> Task goal
Print the listing in its entirety and exactly, leaving out images.

> Exercise material

■ ■ ■

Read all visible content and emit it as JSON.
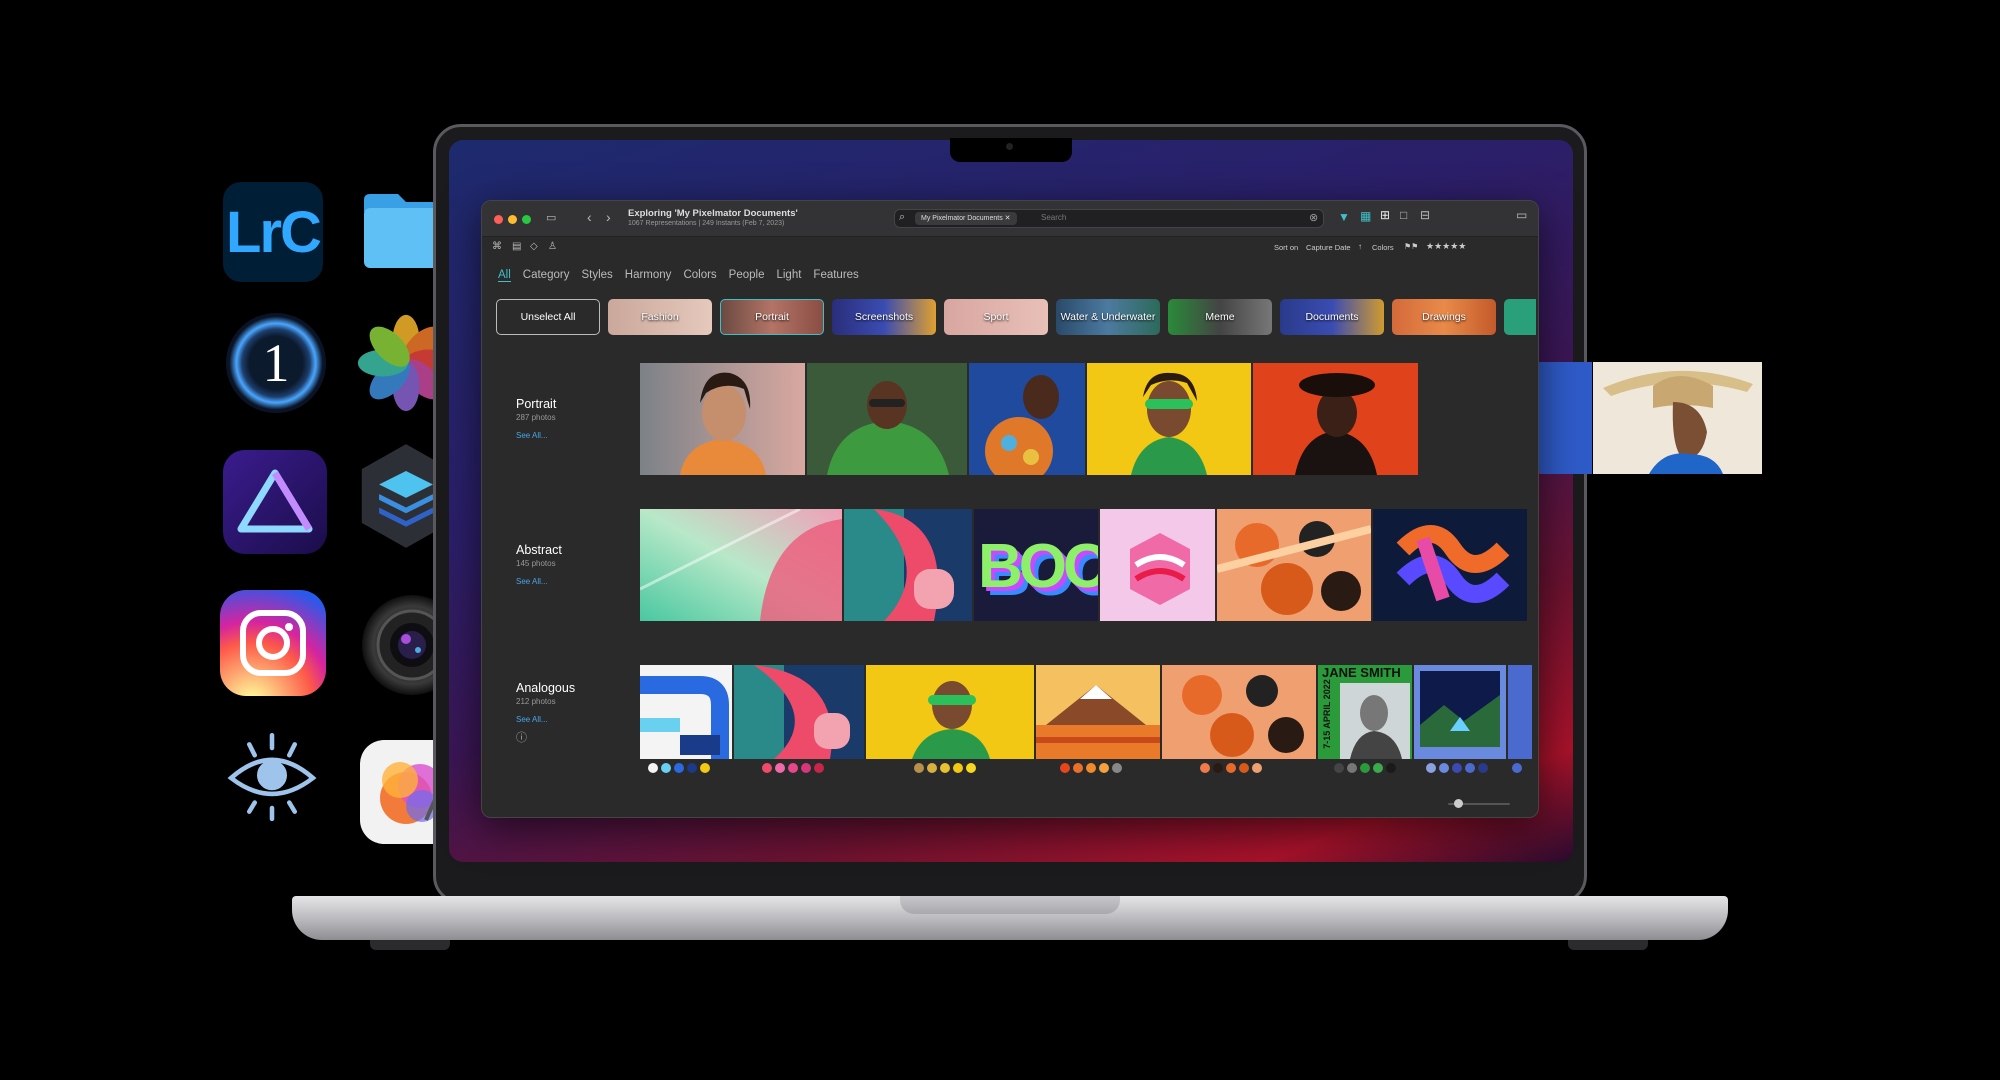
{
  "window": {
    "title": "Exploring 'My Pixelmator Documents'",
    "subtitle": "1067 Representations | 249 Instants (Feb 7, 2023)"
  },
  "search": {
    "token": "My Pixelmator Documents",
    "placeholder": "Search"
  },
  "sort": {
    "label": "Sort on",
    "value": "Capture Date",
    "colors_label": "Colors",
    "rating": "★★★★★"
  },
  "tabs": [
    "All",
    "Category",
    "Styles",
    "Harmony",
    "Colors",
    "People",
    "Light",
    "Features"
  ],
  "active_tab": "All",
  "unselect_label": "Unselect All",
  "chips": [
    "Fashion",
    "Portrait",
    "Screenshots",
    "Sport",
    "Water & Underwater",
    "Meme",
    "Documents",
    "Drawings"
  ],
  "sections": [
    {
      "title": "Portrait",
      "count": "287 photos",
      "see_all": "See All..."
    },
    {
      "title": "Abstract",
      "count": "145 photos",
      "see_all": "See All..."
    },
    {
      "title": "Analogous",
      "count": "212 photos",
      "see_all": "See All..."
    }
  ],
  "tile_text": {
    "boo": "BOO",
    "poster": "JANE SMITH",
    "poster_date": "7-15 APRIL 2022"
  },
  "apps": {
    "lrc": "LrC",
    "c1": "1"
  },
  "colors": {
    "accent": "#3fc0c9",
    "link": "#49a4e6"
  }
}
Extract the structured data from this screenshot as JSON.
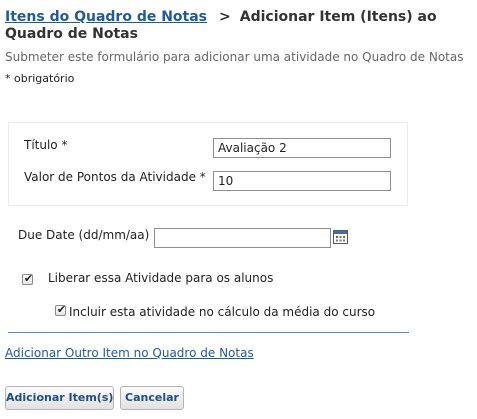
{
  "breadcrumb": {
    "parent": "Itens do Quadro de Notas",
    "separator": ">",
    "current": "Adicionar Item (Itens) ao Quadro de Notas"
  },
  "subtitle": "Submeter este formulário para adicionar uma atividade no Quadro de Notas",
  "required_note": "* obrigatório",
  "form": {
    "title_label": "Título *",
    "title_value": "Avaliação 2",
    "points_label": "Valor de Pontos da Atividade *",
    "points_value": "10",
    "due_date_label": "Due Date (dd/mm/aa)",
    "due_date_value": "",
    "release_label": "Liberar essa Atividade para os alunos",
    "release_checked": true,
    "include_label": "Incluir esta atividade no cálculo da média do curso",
    "include_checked": true,
    "checkmark": "✔"
  },
  "add_another_link": "Adicionar Outro Item no Quadro de Notas",
  "buttons": {
    "submit": "Adicionar Item(s)",
    "cancel": "Cancelar"
  },
  "colors": {
    "link": "#1d5c9f",
    "divider": "#5b8fc4",
    "calendar": "#3a6fb0"
  }
}
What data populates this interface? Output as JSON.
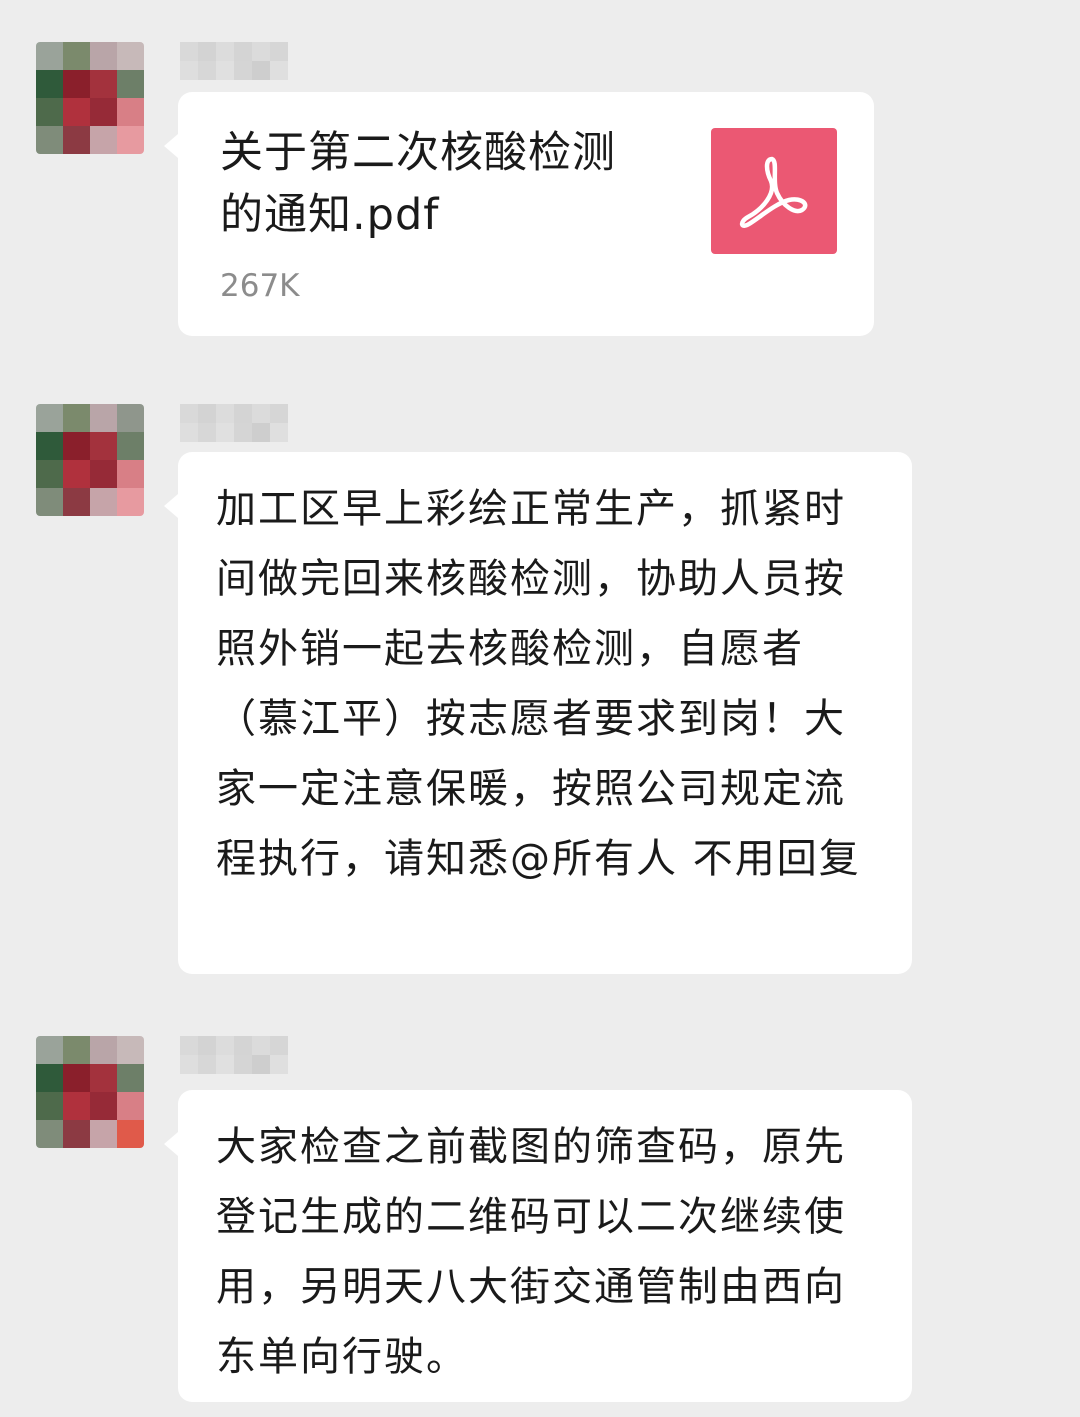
{
  "messages": [
    {
      "type": "file",
      "file_name": "关于第二次核酸检测的通知.pdf",
      "file_size": "267K",
      "file_icon": "pdf-icon",
      "file_icon_color": "#eb5873"
    },
    {
      "type": "text",
      "text": "加工区早上彩绘正常生产，抓紧时间做完回来核酸检测，协助人员按照外销一起去核酸检测，自愿者（慕江平）按志愿者要求到岗！大家一定注意保暖，按照公司规定流程执行，请知悉@所有人 不用回复"
    },
    {
      "type": "text",
      "text": "大家检查之前截图的筛查码，原先登记生成的二维码可以二次继续使用，另明天八大街交通管制由西向东单向行驶。"
    }
  ],
  "colors": {
    "background": "#ededed",
    "bubble": "#ffffff",
    "pdf_accent": "#eb5873"
  }
}
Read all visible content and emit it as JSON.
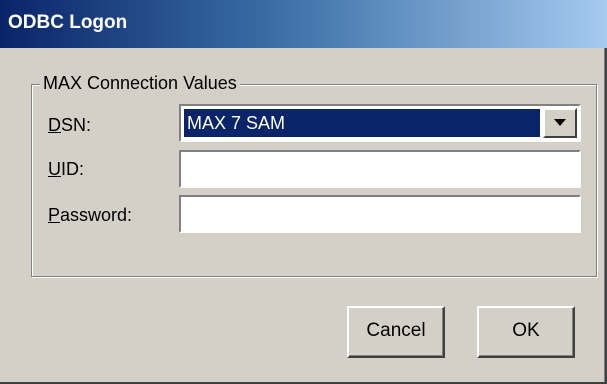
{
  "window": {
    "title": "ODBC Logon"
  },
  "group": {
    "legend": "MAX Connection Values"
  },
  "fields": {
    "dsn": {
      "mnemonic": "D",
      "label_rest": "SN:",
      "value": "MAX 7 SAM"
    },
    "uid": {
      "mnemonic": "U",
      "label_rest": "ID:",
      "value": ""
    },
    "password": {
      "mnemonic": "P",
      "label_rest": "assword:",
      "value": ""
    }
  },
  "buttons": {
    "cancel": "Cancel",
    "ok": "OK"
  },
  "icons": {
    "dropdown": "chevron-down-icon"
  },
  "colors": {
    "title_gradient_start": "#0a246a",
    "title_gradient_end": "#a6caf0",
    "dialog_face": "#d4d0c8",
    "selection": "#0a246a"
  }
}
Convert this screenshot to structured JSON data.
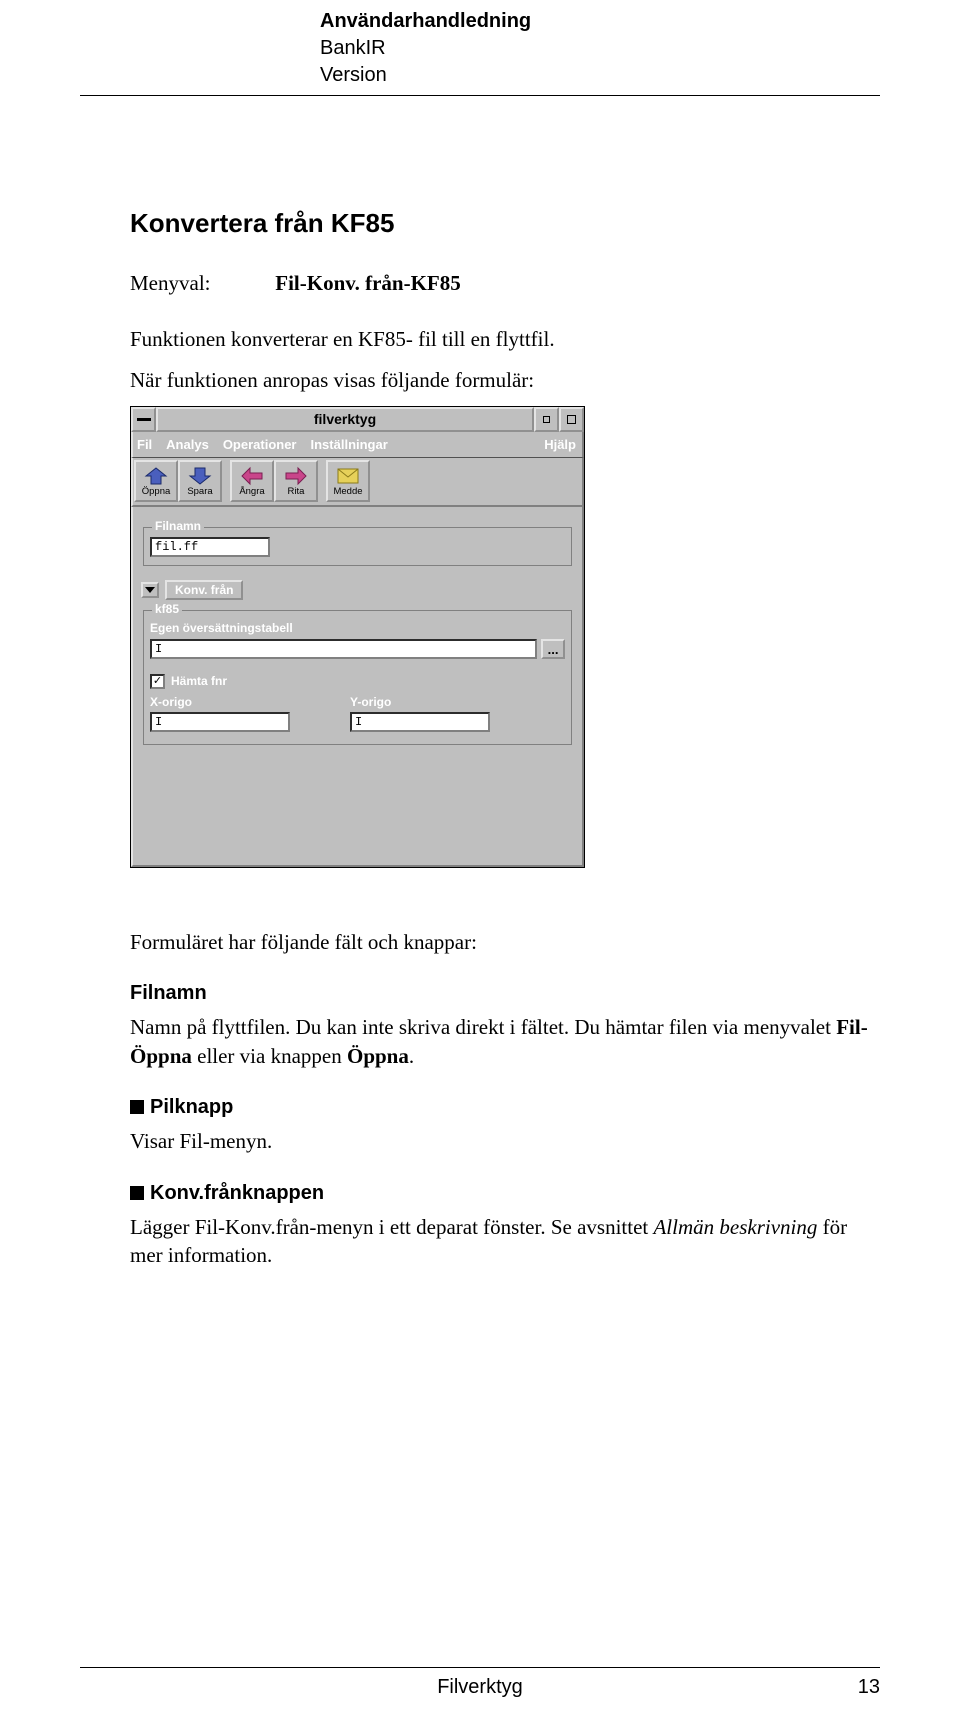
{
  "doc_header": {
    "line1": "Användarhandledning",
    "line2": "BankIR",
    "line3": "Version"
  },
  "section_title": "Konvertera från KF85",
  "menu_label": "Menyval:",
  "menu_value": "Fil-Konv. från-KF85",
  "intro_para": "Funktionen konverterar en KF85- fil till en flyttfil.",
  "intro_para_2": "När funktionen anropas visas följande formulär:",
  "window": {
    "title": "filverktyg",
    "menu": {
      "fil": "Fil",
      "analys": "Analys",
      "operationer": "Operationer",
      "installningar": "Inställningar",
      "hjalp": "Hjälp"
    },
    "toolbar": {
      "open": "Öppna",
      "save": "Spara",
      "undo": "Ångra",
      "draw": "Rita",
      "medde": "Medde"
    },
    "filnamn_legend": "Filnamn",
    "filnamn_value": "fil.ff",
    "konv_button": "Konv. från",
    "kf85_legend": "kf85",
    "egen_label": "Egen översättningstabell",
    "hamta_label": "Hämta fnr",
    "hamta_check": "✓",
    "x_origo": "X-origo",
    "y_origo": "Y-origo",
    "dots": "...",
    "cursor": "I"
  },
  "after_shot": "Formuläret har följande fält och knappar:",
  "field_filnamn_h": "Filnamn",
  "field_filnamn_p1": "Namn på flyttfilen. Du kan inte skriva direkt i fältet. Du hämtar filen via menyvalet ",
  "field_filnamn_b1": "Fil-Öppna",
  "field_filnamn_p2": " eller via knappen ",
  "field_filnamn_b2": "Öppna",
  "field_filnamn_p3": ".",
  "pilknapp_h": "Pilknapp",
  "pilknapp_p": "Visar Fil-menyn.",
  "konv_h": "Konv.frånknappen",
  "konv_p1": "Lägger Fil-Konv.från-menyn i ett deparat fönster. Se avsnittet ",
  "konv_i1": "Allmän beskrivning",
  "konv_p2": " för mer information.",
  "footer": {
    "center": "Filverktyg",
    "page": "13"
  }
}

■ ■ ■

> Answer for this exercise
Read all visible content and emit it as JSON.
{
  "window": {
    "title": "Exploring 'My Pixelmator Documents'",
    "subtitle": "1067 Representations | 249 Instants (Feb 7, 2023)"
  },
  "search": {
    "token": "My Pixelmator Documents",
    "placeholder": "Search"
  },
  "sort": {
    "label": "Sort on",
    "value": "Capture Date",
    "colors_label": "Colors",
    "rating": "★★★★★"
  },
  "tabs": [
    "All",
    "Category",
    "Styles",
    "Harmony",
    "Colors",
    "People",
    "Light",
    "Features"
  ],
  "active_tab": "All",
  "unselect_label": "Unselect All",
  "chips": [
    "Fashion",
    "Portrait",
    "Screenshots",
    "Sport",
    "Water & Underwater",
    "Meme",
    "Documents",
    "Drawings"
  ],
  "sections": [
    {
      "title": "Portrait",
      "count": "287 photos",
      "see_all": "See All..."
    },
    {
      "title": "Abstract",
      "count": "145 photos",
      "see_all": "See All..."
    },
    {
      "title": "Analogous",
      "count": "212 photos",
      "see_all": "See All..."
    }
  ],
  "tile_text": {
    "boo": "BOO",
    "poster": "JANE SMITH",
    "poster_date": "7-15 APRIL 2022"
  },
  "apps": {
    "lrc": "LrC",
    "c1": "1"
  },
  "colors": {
    "accent": "#3fc0c9",
    "link": "#49a4e6"
  }
}
Extract the structured data from this screenshot as JSON.
{
  "breadcrumb": {
    "parent": "Itens do Quadro de Notas",
    "separator": ">",
    "current": "Adicionar Item (Itens) ao Quadro de Notas"
  },
  "subtitle": "Submeter este formulário para adicionar uma atividade no Quadro de Notas",
  "required_note": "* obrigatório",
  "form": {
    "title_label": "Título *",
    "title_value": "Avaliação 2",
    "points_label": "Valor de Pontos da Atividade *",
    "points_value": "10",
    "due_date_label": "Due Date (dd/mm/aa)",
    "due_date_value": "",
    "release_label": "Liberar essa Atividade para os alunos",
    "release_checked": true,
    "include_label": "Incluir esta atividade no cálculo da média do curso",
    "include_checked": true,
    "checkmark": "✔"
  },
  "add_another_link": "Adicionar Outro Item no Quadro de Notas",
  "buttons": {
    "submit": "Adicionar Item(s)",
    "cancel": "Cancelar"
  },
  "colors": {
    "link": "#1d5c9f",
    "divider": "#5b8fc4",
    "calendar": "#3a6fb0"
  }
}
What data populates this interface? Output as JSON.
{
  "messages": [
    {
      "type": "file",
      "file_name": "关于第二次核酸检测的通知.pdf",
      "file_size": "267K",
      "file_icon": "pdf-icon",
      "file_icon_color": "#eb5873"
    },
    {
      "type": "text",
      "text": "加工区早上彩绘正常生产，抓紧时间做完回来核酸检测，协助人员按照外销一起去核酸检测，自愿者（慕江平）按志愿者要求到岗！大家一定注意保暖，按照公司规定流程执行，请知悉@所有人 不用回复"
    },
    {
      "type": "text",
      "text": "大家检查之前截图的筛查码，原先登记生成的二维码可以二次继续使用，另明天八大街交通管制由西向东单向行驶。"
    }
  ],
  "colors": {
    "background": "#ededed",
    "bubble": "#ffffff",
    "pdf_accent": "#eb5873"
  }
}
Read all visible content and emit it as JSON.
{
  "window": {
    "title": "ODBC Logon"
  },
  "group": {
    "legend": "MAX Connection Values"
  },
  "fields": {
    "dsn": {
      "mnemonic": "D",
      "label_rest": "SN:",
      "value": "MAX 7 SAM"
    },
    "uid": {
      "mnemonic": "U",
      "label_rest": "ID:",
      "value": ""
    },
    "password": {
      "mnemonic": "P",
      "label_rest": "assword:",
      "value": ""
    }
  },
  "buttons": {
    "cancel": "Cancel",
    "ok": "OK"
  },
  "icons": {
    "dropdown": "chevron-down-icon"
  },
  "colors": {
    "title_gradient_start": "#0a246a",
    "title_gradient_end": "#a6caf0",
    "dialog_face": "#d4d0c8",
    "selection": "#0a246a"
  }
}
Convert this screenshot to structured JSON data.
{
  "doc_header": {
    "line1": "Användarhandledning",
    "line2": "BankIR",
    "line3": "Version"
  },
  "section_title": "Konvertera från KF85",
  "menu_label": "Menyval:",
  "menu_value": "Fil-Konv. från-KF85",
  "intro_para": "Funktionen konverterar en KF85- fil till en flyttfil.",
  "intro_para_2": "När funktionen anropas visas följande formulär:",
  "window": {
    "title": "filverktyg",
    "menu": {
      "fil": "Fil",
      "analys": "Analys",
      "operationer": "Operationer",
      "installningar": "Inställningar",
      "hjalp": "Hjälp"
    },
    "toolbar": {
      "open": "Öppna",
      "save": "Spara",
      "undo": "Ångra",
      "draw": "Rita",
      "medde": "Medde"
    },
    "filnamn_legend": "Filnamn",
    "filnamn_value": "fil.ff",
    "konv_button": "Konv. från",
    "kf85_legend": "kf85",
    "egen_label": "Egen översättningstabell",
    "hamta_label": "Hämta fnr",
    "hamta_check": "✓",
    "x_origo": "X-origo",
    "y_origo": "Y-origo",
    "dots": "...",
    "cursor": "I"
  },
  "after_shot": "Formuläret har följande fält och knappar:",
  "field_filnamn_h": "Filnamn",
  "field_filnamn_p1": "Namn på flyttfilen. Du kan inte skriva direkt i fältet. Du hämtar filen via menyvalet ",
  "field_filnamn_b1": "Fil-Öppna",
  "field_filnamn_p2": " eller via knappen ",
  "field_filnamn_b2": "Öppna",
  "field_filnamn_p3": ".",
  "pilknapp_h": "Pilknapp",
  "pilknapp_p": "Visar Fil-menyn.",
  "konv_h": "Konv.frånknappen",
  "konv_p1": "Lägger Fil-Konv.från-menyn i ett deparat fönster. Se avsnittet ",
  "konv_i1": "Allmän beskrivning",
  "konv_p2": " för mer information.",
  "footer": {
    "center": "Filverktyg",
    "page": "13"
  }
}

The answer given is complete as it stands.